Gather up every line that includes the string "this".
※ ※ ※
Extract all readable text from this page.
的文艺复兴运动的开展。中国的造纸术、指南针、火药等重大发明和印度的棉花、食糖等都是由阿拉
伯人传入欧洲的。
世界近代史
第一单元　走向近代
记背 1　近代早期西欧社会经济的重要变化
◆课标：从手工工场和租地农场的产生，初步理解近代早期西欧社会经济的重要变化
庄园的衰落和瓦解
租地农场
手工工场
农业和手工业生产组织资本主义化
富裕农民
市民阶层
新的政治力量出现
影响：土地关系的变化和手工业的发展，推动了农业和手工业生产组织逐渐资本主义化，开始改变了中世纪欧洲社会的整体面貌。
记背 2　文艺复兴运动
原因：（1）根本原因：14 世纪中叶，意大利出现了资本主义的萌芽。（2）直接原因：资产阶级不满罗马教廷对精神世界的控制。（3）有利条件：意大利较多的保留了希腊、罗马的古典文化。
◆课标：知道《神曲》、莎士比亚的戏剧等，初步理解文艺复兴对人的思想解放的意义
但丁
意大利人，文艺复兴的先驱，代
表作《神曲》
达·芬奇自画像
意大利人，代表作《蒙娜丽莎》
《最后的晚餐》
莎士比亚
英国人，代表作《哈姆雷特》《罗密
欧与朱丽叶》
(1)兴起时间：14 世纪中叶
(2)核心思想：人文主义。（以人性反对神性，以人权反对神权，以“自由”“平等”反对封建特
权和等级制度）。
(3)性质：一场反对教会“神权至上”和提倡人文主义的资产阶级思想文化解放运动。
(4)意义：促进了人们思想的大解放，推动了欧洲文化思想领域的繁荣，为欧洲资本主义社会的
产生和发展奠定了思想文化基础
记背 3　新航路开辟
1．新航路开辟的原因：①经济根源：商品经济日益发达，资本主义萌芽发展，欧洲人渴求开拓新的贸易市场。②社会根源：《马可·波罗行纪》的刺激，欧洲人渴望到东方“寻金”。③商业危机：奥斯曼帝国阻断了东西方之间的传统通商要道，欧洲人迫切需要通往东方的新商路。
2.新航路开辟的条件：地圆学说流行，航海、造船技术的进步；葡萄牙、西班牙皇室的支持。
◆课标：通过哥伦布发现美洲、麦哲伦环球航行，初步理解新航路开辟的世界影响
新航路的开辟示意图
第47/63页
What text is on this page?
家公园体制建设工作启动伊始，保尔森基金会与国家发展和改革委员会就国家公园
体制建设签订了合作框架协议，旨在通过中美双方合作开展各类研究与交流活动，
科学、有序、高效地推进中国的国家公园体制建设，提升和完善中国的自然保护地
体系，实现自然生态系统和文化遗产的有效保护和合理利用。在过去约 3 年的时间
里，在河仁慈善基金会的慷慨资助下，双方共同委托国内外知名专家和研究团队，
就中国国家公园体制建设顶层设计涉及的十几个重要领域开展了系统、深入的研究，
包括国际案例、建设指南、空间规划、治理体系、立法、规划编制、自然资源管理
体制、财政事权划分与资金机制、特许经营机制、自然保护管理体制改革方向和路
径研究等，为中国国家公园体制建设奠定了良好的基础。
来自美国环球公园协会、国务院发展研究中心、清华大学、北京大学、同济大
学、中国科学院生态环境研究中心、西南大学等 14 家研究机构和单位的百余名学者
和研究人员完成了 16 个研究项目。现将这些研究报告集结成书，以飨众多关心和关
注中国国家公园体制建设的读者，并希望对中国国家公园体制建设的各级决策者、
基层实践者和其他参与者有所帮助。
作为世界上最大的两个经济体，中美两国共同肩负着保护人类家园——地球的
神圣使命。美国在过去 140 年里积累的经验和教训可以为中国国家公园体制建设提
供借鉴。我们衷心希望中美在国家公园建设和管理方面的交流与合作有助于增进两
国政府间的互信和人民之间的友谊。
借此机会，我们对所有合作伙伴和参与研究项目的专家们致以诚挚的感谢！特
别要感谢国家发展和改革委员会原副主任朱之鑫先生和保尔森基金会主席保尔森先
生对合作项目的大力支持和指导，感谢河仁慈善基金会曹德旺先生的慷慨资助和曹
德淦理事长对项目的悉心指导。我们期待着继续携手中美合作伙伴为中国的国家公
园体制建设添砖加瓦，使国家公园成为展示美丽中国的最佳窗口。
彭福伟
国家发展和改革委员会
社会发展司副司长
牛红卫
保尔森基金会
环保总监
※ ※ ※
**FULL SOLUTION**
Extract all readable text from this page.
What text is on this page?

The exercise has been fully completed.